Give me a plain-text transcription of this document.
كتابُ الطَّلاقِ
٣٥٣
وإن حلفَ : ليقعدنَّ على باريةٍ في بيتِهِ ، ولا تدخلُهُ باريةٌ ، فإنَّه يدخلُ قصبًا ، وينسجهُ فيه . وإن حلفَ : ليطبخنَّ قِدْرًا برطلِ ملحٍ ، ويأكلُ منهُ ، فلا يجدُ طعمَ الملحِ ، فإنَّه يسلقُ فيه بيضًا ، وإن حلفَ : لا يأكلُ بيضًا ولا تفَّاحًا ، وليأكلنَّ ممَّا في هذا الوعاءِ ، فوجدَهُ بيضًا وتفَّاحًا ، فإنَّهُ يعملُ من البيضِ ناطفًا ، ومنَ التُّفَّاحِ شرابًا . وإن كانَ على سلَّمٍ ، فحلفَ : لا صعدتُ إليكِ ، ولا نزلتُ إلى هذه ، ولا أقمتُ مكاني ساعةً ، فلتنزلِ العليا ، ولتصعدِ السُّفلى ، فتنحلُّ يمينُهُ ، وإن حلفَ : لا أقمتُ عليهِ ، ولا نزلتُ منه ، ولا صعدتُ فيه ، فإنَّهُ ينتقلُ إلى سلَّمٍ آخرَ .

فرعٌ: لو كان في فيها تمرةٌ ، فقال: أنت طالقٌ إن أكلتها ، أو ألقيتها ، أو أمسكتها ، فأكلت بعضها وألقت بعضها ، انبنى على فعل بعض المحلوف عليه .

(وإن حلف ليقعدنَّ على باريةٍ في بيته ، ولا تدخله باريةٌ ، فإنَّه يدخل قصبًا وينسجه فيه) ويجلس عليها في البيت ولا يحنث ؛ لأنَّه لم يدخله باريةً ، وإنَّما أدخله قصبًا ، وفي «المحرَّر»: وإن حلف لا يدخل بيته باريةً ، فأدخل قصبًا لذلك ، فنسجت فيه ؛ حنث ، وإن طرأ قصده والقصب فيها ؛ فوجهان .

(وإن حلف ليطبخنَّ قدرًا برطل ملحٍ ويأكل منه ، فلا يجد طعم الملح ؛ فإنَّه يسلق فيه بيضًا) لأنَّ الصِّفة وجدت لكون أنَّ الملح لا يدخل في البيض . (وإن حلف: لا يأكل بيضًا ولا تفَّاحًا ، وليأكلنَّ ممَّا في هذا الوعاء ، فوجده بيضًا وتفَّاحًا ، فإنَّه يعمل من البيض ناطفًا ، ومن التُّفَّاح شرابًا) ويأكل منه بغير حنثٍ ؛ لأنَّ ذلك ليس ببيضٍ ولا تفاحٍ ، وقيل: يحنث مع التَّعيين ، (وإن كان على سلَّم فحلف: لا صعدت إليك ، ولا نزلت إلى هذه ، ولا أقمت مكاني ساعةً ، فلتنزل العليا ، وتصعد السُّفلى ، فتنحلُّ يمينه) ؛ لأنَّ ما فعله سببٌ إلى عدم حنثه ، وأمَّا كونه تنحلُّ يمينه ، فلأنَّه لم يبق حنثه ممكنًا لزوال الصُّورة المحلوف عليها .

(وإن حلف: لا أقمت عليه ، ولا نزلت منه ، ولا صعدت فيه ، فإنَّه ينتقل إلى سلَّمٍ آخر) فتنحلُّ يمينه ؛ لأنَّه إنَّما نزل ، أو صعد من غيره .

• _Requirement_: Pull out and copy each line containing the string "فيها".

• _Solution for this problem_:
فرعٌ: لو كان في فيها تمرةٌ ، فقال: أنت طالقٌ إن أكلتها ، أو ألقيتها ، أو أمسكتها ، فأكلت بعضها وألقت بعضها ، انبنى على فعل بعض المحلوف عليه .
(وإن حلف ليقعدنَّ على باريةٍ في بيته ، ولا تدخله باريةٌ ، فإنَّه يدخل قصبًا وينسجه فيه) ويجلس عليها في البيت ولا يحنث ؛ لأنَّه لم يدخله باريةً ، وإنَّما أدخله قصبًا ، وفي «المحرَّر»: وإن حلف لا يدخل بيته باريةً ، فأدخل قصبًا لذلك ، فنسجت فيه ؛ حنث ، وإن طرأ قصده والقصب فيها ؛ فوجهان .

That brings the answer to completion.